» **WHAT TO WORK ON**
Rename every "matrix-cell" to "grid-cell" and copy out all the records again, leaving everything else as it is.

» **EXCERPTED RECORDS**
■ ■ ■ ■ ■ ■ ■

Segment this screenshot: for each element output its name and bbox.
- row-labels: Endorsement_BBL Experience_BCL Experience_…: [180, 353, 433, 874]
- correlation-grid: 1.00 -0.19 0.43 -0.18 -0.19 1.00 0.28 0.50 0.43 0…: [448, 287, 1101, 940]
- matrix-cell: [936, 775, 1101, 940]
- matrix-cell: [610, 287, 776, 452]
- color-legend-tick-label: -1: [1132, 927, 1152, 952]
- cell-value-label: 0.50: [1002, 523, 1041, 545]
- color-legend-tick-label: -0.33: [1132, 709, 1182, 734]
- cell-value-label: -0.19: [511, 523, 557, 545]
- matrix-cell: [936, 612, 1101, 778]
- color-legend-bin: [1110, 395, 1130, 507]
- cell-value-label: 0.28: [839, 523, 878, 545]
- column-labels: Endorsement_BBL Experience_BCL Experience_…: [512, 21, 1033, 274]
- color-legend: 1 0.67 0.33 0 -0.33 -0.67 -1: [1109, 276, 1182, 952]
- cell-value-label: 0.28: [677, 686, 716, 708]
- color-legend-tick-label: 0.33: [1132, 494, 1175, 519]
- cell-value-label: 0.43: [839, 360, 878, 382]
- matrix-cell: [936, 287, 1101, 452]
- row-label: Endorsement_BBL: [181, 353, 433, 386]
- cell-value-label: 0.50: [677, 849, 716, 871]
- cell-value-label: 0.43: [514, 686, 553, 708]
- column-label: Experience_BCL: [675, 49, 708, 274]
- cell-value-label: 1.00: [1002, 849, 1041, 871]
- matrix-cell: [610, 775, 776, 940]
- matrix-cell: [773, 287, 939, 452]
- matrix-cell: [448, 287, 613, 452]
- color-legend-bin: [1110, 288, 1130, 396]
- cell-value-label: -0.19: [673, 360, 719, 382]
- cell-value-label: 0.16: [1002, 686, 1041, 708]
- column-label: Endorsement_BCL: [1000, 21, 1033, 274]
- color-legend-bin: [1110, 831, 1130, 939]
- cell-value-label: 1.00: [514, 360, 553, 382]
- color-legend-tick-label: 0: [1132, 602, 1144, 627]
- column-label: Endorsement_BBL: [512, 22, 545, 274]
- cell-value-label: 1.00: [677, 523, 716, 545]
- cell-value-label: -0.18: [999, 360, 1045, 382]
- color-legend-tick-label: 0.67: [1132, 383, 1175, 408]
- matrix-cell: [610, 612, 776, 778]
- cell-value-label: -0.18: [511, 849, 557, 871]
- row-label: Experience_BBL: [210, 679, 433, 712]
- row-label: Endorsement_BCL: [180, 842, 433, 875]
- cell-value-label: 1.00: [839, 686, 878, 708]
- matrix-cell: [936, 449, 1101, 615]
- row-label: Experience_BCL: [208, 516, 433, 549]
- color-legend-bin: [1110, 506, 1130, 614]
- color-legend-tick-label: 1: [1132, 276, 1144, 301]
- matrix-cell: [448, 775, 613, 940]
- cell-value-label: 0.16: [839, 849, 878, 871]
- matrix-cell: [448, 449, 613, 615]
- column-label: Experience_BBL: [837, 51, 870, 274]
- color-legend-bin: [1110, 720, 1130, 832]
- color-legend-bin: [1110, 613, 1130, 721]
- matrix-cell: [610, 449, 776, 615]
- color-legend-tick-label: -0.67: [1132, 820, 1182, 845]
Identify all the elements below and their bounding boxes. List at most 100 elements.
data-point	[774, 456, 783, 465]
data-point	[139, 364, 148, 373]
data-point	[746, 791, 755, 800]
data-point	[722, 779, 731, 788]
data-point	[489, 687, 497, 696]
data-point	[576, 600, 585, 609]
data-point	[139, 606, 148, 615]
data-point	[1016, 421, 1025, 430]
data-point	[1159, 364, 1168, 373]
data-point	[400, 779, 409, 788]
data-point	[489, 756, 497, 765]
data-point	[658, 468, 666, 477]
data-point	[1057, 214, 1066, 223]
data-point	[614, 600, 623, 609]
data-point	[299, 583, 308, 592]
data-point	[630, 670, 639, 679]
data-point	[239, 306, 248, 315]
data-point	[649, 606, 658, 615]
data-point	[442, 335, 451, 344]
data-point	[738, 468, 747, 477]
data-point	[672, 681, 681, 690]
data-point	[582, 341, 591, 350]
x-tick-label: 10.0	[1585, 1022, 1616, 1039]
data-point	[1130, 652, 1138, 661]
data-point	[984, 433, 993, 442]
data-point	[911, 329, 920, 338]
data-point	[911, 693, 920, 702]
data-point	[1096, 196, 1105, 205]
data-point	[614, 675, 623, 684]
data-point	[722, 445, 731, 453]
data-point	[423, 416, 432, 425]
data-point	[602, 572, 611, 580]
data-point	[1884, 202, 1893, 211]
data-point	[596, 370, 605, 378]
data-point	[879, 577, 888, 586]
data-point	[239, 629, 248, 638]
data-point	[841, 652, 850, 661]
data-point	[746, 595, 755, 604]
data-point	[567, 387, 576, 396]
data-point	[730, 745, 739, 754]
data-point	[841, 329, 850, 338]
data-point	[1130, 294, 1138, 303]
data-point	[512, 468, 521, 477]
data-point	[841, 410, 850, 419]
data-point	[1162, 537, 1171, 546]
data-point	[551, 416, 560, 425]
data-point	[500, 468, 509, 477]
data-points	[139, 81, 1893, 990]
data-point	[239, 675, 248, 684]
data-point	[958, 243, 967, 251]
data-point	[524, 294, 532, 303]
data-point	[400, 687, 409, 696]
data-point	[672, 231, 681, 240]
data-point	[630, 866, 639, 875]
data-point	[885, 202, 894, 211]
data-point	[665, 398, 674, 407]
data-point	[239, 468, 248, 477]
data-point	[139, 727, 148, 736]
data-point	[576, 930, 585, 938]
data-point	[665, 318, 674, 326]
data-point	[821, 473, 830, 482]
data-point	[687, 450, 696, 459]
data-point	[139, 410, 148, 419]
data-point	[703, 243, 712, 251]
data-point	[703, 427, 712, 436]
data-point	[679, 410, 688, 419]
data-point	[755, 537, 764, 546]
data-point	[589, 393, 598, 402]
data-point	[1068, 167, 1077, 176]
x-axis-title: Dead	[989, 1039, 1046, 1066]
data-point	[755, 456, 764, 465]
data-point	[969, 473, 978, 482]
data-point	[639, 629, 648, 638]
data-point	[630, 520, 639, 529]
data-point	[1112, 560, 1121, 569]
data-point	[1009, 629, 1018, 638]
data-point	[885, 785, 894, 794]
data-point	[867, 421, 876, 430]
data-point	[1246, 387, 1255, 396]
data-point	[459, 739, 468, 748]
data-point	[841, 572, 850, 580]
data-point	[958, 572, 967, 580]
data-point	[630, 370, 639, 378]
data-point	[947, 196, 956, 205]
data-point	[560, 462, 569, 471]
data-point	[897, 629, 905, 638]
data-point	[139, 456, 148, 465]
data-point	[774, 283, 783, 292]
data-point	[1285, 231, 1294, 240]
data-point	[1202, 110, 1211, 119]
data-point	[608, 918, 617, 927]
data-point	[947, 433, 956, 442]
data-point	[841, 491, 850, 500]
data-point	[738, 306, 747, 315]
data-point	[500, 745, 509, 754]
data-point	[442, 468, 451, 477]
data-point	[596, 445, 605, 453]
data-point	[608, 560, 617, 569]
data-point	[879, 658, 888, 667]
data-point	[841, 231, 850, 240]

■ ■ ■ ■ ■ ■ ■

» **RESPONSE TO THIS EXERCISE**
Segment this screenshot: for each element output its name and bbox.
- row-labels: Endorsement_BBL Experience_BCL Experience_…: [180, 353, 433, 874]
- correlation-grid: 1.00 -0.19 0.43 -0.18 -0.19 1.00 0.28 0.50 0.43 0…: [448, 287, 1101, 940]
- grid-cell: [936, 775, 1101, 940]
- grid-cell: [610, 287, 776, 452]
- color-legend-tick-label: -1: [1132, 927, 1152, 952]
- cell-value-label: 0.50: [1002, 523, 1041, 545]
- color-legend-tick-label: -0.33: [1132, 709, 1182, 734]
- cell-value-label: -0.19: [511, 523, 557, 545]
- grid-cell: [936, 612, 1101, 778]
- color-legend-bin: [1110, 395, 1130, 507]
- cell-value-label: 0.28: [839, 523, 878, 545]
- column-labels: Endorsement_BBL Experience_BCL Experience_…: [512, 21, 1033, 274]
- color-legend: 1 0.67 0.33 0 -0.33 -0.67 -1: [1109, 276, 1182, 952]
- cell-value-label: 0.28: [677, 686, 716, 708]
- color-legend-tick-label: 0.33: [1132, 494, 1175, 519]
- cell-value-label: 0.43: [839, 360, 878, 382]
- grid-cell: [936, 287, 1101, 452]
- row-label: Endorsement_BBL: [181, 353, 433, 386]
- cell-value-label: 0.50: [677, 849, 716, 871]
- cell-value-label: 0.43: [514, 686, 553, 708]
- column-label: Experience_BCL: [675, 49, 708, 274]
- cell-value-label: 1.00: [1002, 849, 1041, 871]
- grid-cell: [610, 775, 776, 940]
- grid-cell: [773, 287, 939, 452]
- grid-cell: [448, 287, 613, 452]
- color-legend-bin: [1110, 288, 1130, 396]
- cell-value-label: -0.19: [673, 360, 719, 382]
- cell-value-label: 0.16: [1002, 686, 1041, 708]
- column-label: Endorsement_BCL: [1000, 21, 1033, 274]
- color-legend-bin: [1110, 831, 1130, 939]
- cell-value-label: 1.00: [514, 360, 553, 382]
- color-legend-tick-label: 0: [1132, 602, 1144, 627]
- column-label: Endorsement_BBL: [512, 22, 545, 274]
- cell-value-label: 1.00: [677, 523, 716, 545]
- cell-value-label: -0.18: [999, 360, 1045, 382]
- color-legend-tick-label: 0.67: [1132, 383, 1175, 408]
- grid-cell: [610, 612, 776, 778]
- cell-value-label: -0.18: [511, 849, 557, 871]
- row-label: Experience_BBL: [210, 679, 433, 712]
- row-label: Endorsement_BCL: [180, 842, 433, 875]
- cell-value-label: 1.00: [839, 686, 878, 708]
- grid-cell: [936, 449, 1101, 615]
- row-label: Experience_BCL: [208, 516, 433, 549]
- color-legend-bin: [1110, 506, 1130, 614]
- color-legend-tick-label: 1: [1132, 276, 1144, 301]
- grid-cell: [448, 775, 613, 940]
- cell-value-label: 0.16: [839, 849, 878, 871]
- grid-cell: [448, 449, 613, 615]
- column-label: Experience_BBL: [837, 51, 870, 274]
- color-legend-bin: [1110, 720, 1130, 832]
- color-legend-bin: [1110, 613, 1130, 721]
- grid-cell: [610, 449, 776, 615]
- color-legend-tick-label: -0.67: [1132, 820, 1182, 845]
Identify all the elements below and their bounding boxes. List at most 100 elements.
data-point	[774, 456, 783, 465]
data-point	[139, 364, 148, 373]
data-point	[746, 791, 755, 800]
data-point	[722, 779, 731, 788]
data-point	[489, 687, 497, 696]
data-point	[576, 600, 585, 609]
data-point	[139, 606, 148, 615]
data-point	[1016, 421, 1025, 430]
data-point	[1159, 364, 1168, 373]
data-point	[400, 779, 409, 788]
data-point	[489, 756, 497, 765]
data-point	[658, 468, 666, 477]
data-point	[1057, 214, 1066, 223]
data-point	[614, 600, 623, 609]
data-point	[299, 583, 308, 592]
data-point	[630, 670, 639, 679]
data-point	[239, 306, 248, 315]
data-point	[649, 606, 658, 615]
data-point	[442, 335, 451, 344]
data-point	[738, 468, 747, 477]
data-point	[672, 681, 681, 690]
data-point	[582, 341, 591, 350]
x-tick-label: 10.0	[1585, 1022, 1616, 1039]
data-point	[1130, 652, 1138, 661]
data-point	[984, 433, 993, 442]
data-point	[911, 329, 920, 338]
data-point	[911, 693, 920, 702]
data-point	[1096, 196, 1105, 205]
data-point	[614, 675, 623, 684]
data-point	[722, 445, 731, 453]
data-point	[423, 416, 432, 425]
data-point	[602, 572, 611, 580]
data-point	[1884, 202, 1893, 211]
data-point	[596, 370, 605, 378]
data-point	[879, 577, 888, 586]
data-point	[239, 629, 248, 638]
data-point	[841, 652, 850, 661]
data-point	[746, 595, 755, 604]
data-point	[567, 387, 576, 396]
data-point	[730, 745, 739, 754]
data-point	[841, 329, 850, 338]
data-point	[1130, 294, 1138, 303]
data-point	[512, 468, 521, 477]
data-point	[841, 410, 850, 419]
data-point	[1162, 537, 1171, 546]
data-point	[551, 416, 560, 425]
data-point	[500, 468, 509, 477]
data-points	[139, 81, 1893, 990]
data-point	[239, 675, 248, 684]
data-point	[958, 243, 967, 251]
data-point	[524, 294, 532, 303]
data-point	[400, 687, 409, 696]
data-point	[672, 231, 681, 240]
data-point	[630, 866, 639, 875]
data-point	[885, 202, 894, 211]
data-point	[665, 398, 674, 407]
data-point	[239, 468, 248, 477]
data-point	[139, 727, 148, 736]
data-point	[576, 930, 585, 938]
data-point	[665, 318, 674, 326]
data-point	[821, 473, 830, 482]
data-point	[687, 450, 696, 459]
data-point	[139, 410, 148, 419]
data-point	[703, 243, 712, 251]
data-point	[703, 427, 712, 436]
data-point	[679, 410, 688, 419]
data-point	[755, 537, 764, 546]
data-point	[589, 393, 598, 402]
data-point	[1068, 167, 1077, 176]
x-axis-title: Dead	[989, 1039, 1046, 1066]
data-point	[755, 456, 764, 465]
data-point	[969, 473, 978, 482]
data-point	[639, 629, 648, 638]
data-point	[630, 520, 639, 529]
data-point	[1112, 560, 1121, 569]
data-point	[1009, 629, 1018, 638]
data-point	[885, 785, 894, 794]
data-point	[867, 421, 876, 430]
data-point	[1246, 387, 1255, 396]
data-point	[459, 739, 468, 748]
data-point	[841, 572, 850, 580]
data-point	[958, 572, 967, 580]
data-point	[630, 370, 639, 378]
data-point	[947, 196, 956, 205]
data-point	[560, 462, 569, 471]
data-point	[897, 629, 905, 638]
data-point	[139, 456, 148, 465]
data-point	[774, 283, 783, 292]
data-point	[1285, 231, 1294, 240]
data-point	[1202, 110, 1211, 119]
data-point	[608, 918, 617, 927]
data-point	[947, 433, 956, 442]
data-point	[841, 491, 850, 500]
data-point	[738, 306, 747, 315]
data-point	[500, 745, 509, 754]
data-point	[442, 468, 451, 477]
data-point	[596, 445, 605, 453]
data-point	[608, 560, 617, 569]
data-point	[879, 658, 888, 667]
data-point	[841, 231, 850, 240]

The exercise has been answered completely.